== SHORT TASK ==
Write out all lines holding the word "власти".

== EXERCISE DATA ==

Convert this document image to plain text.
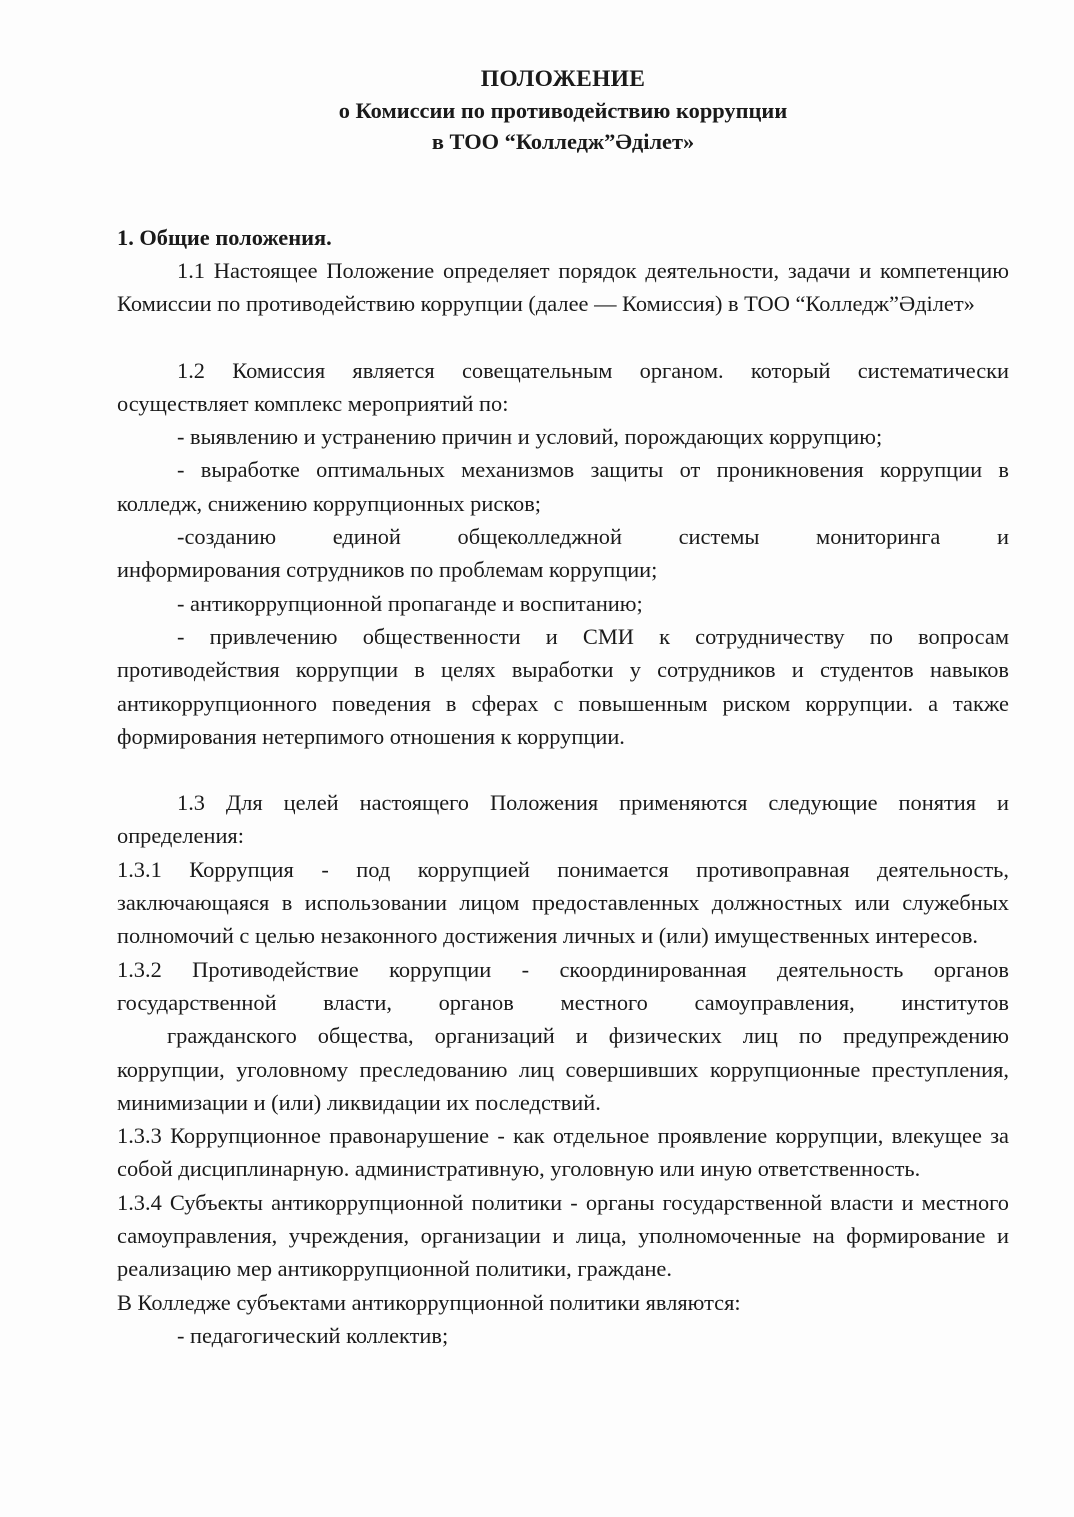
ПОЛОЖЕНИЕ
о Комиссии по противодействию коррупции
в ТОО “Колледж”Әділет»
1. Общие положения.

1.1 Настоящее Положение определяет порядок деятельности, задачи и компетенцию Комиссии по противодействию коррупции (далее — Комиссия) в ТОО “Колледж”Әділет»

1.2 Комиссия является совещательным органом. который систематически осуществляет комплекс мероприятий по:

- выявлению и устранению причин и условий, порождающих коррупцию;

- выработке оптимальных механизмов защиты от проникновения коррупции в колледж, снижению коррупционных рисков;

-созданию единой общеколледжной системы мониторинга и

информирования сотрудников по проблемам коррупции;

- антикоррупционной пропаганде и воспитанию;

- привлечению общественности и СМИ к сотрудничеству по вопросам противодействия коррупции в целях выработки у сотрудников и студентов навыков антикоррупционного поведения в сферах с повышенным риском коррупции. а также формирования нетерпимого отношения к коррупции.

1.3 Для целей настоящего Положения применяются следующие понятия и определения:

1.3.1 Коррупция - под коррупцией понимается противоправная деятельность, заключающаяся в использовании лицом предоставленных должностных или служебных полномочий с целью незаконного достижения личных и (или) имущественных интересов.

1.3.2 Противодействие коррупции - скоординированная деятельность органов государственной власти, органов местного самоуправления, институтов

гражданского общества, организаций и физических лиц по предупреждению коррупции, уголовному преследованию лиц совершивших коррупционные преступления, минимизации и (или) ликвидации их последствий.

1.3.3 Коррупционное правонарушение - как отдельное проявление коррупции, влекущее за собой дисциплинарную. административную, уголовную или иную ответственность.

1.3.4 Субъекты антикоррупционной политики - органы государственной власти и местного самоуправления, учреждения, организации и лица, уполномоченные на формирование и реализацию мер антикоррупционной политики, граждане.

В Колледже субъектами антикоррупционной политики являются:

- педагогический коллектив;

== REPLY TO THE EXERCISE ==
1.3.2 Противодействие коррупции - скоординированная деятельность органов государственной власти, органов местного самоуправления, институтов
1.3.4 Субъекты антикоррупционной политики - органы государственной власти и местного самоуправления, учреждения, организации и лица, уполномоченные на формирование и реализацию мер антикоррупционной политики, граждане.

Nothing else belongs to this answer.